◆ **Problem requirements**:
Check each line of the records below and collect those that include the word "تعرف".

>> start Dataset records

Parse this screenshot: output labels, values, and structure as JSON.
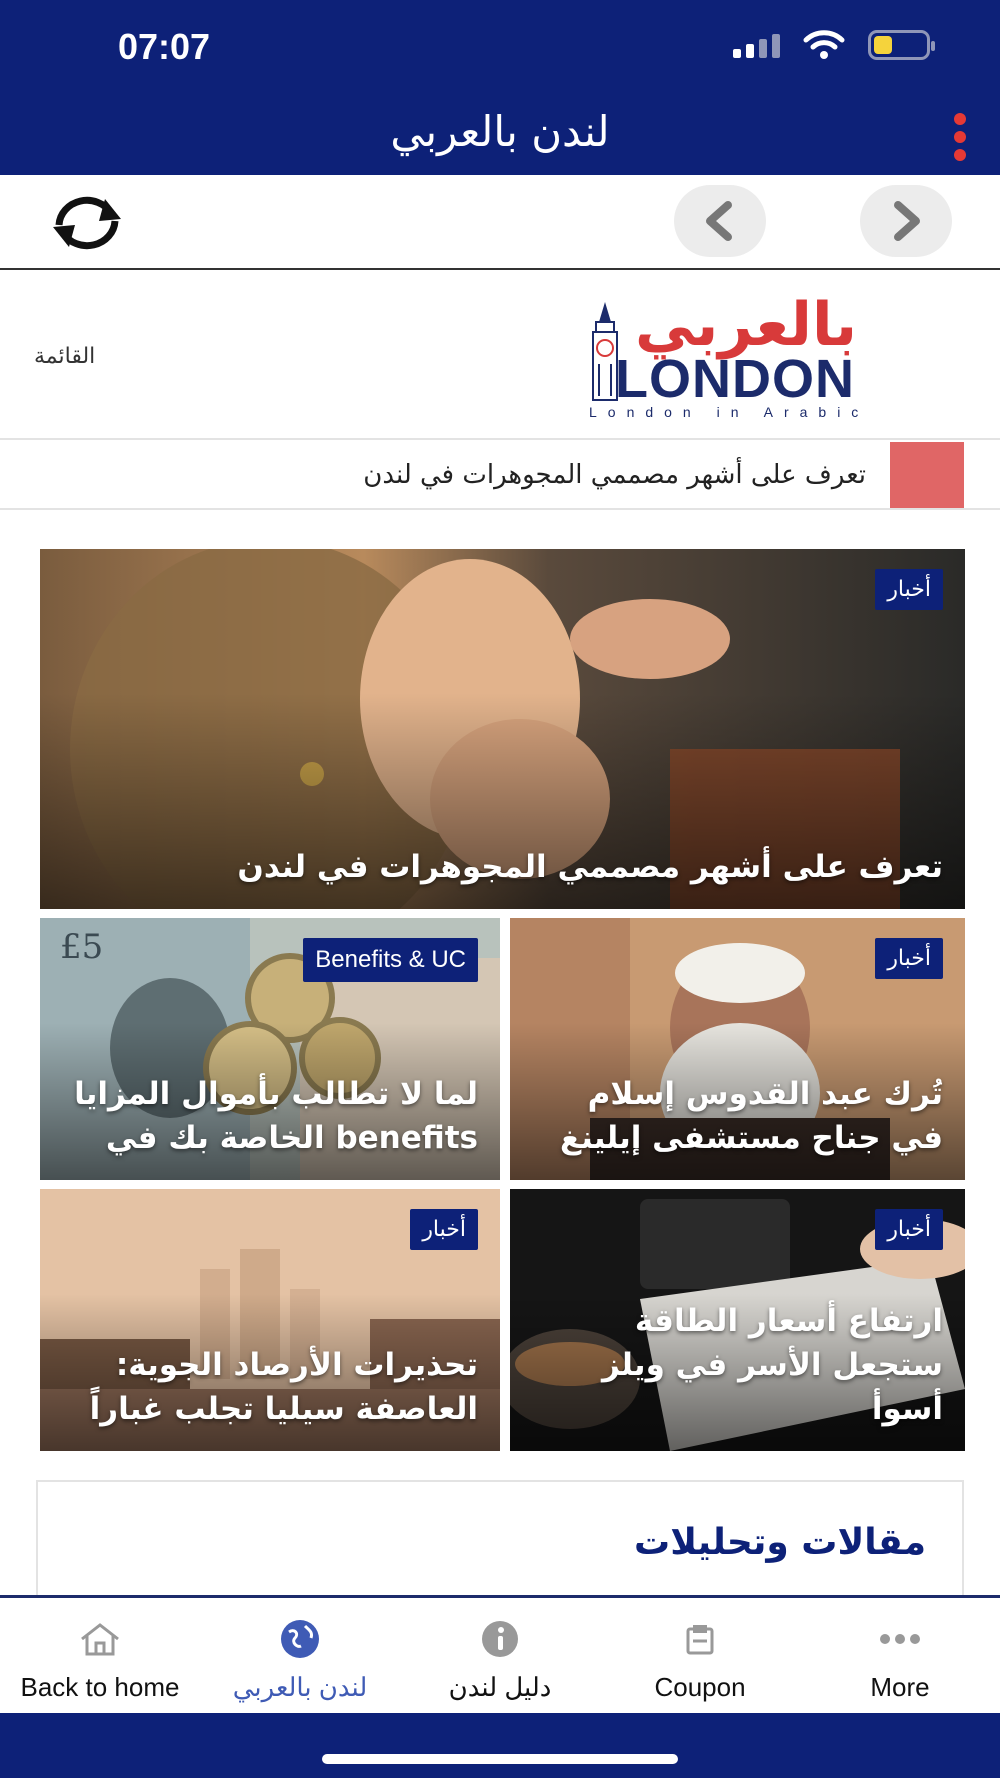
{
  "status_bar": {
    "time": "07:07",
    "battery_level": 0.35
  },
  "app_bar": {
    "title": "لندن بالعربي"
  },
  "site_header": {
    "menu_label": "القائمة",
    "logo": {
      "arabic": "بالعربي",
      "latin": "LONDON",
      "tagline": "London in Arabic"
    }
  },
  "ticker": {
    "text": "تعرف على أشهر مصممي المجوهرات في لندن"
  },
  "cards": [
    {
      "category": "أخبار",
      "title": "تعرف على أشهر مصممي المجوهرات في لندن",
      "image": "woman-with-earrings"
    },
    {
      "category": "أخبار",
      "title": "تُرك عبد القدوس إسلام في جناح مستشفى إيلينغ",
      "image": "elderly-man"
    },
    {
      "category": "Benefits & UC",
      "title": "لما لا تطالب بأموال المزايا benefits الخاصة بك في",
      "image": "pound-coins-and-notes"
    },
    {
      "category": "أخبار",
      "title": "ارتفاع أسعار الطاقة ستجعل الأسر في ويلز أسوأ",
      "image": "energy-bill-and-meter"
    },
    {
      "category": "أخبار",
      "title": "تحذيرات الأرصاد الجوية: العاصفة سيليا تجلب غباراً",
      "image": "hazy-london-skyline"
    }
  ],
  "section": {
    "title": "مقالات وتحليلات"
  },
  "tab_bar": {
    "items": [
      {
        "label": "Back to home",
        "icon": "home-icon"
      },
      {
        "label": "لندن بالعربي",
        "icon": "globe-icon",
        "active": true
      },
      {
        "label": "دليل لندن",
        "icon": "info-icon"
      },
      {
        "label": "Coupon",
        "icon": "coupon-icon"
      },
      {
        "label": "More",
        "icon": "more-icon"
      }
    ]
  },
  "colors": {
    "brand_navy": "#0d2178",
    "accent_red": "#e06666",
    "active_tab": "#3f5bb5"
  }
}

>> end Dataset records

◆ **Solution**:
    "text": "تعرف على أشهر مصممي المجوهرات في لندن"
      "title": "تعرف على أشهر مصممي المجوهرات في لندن",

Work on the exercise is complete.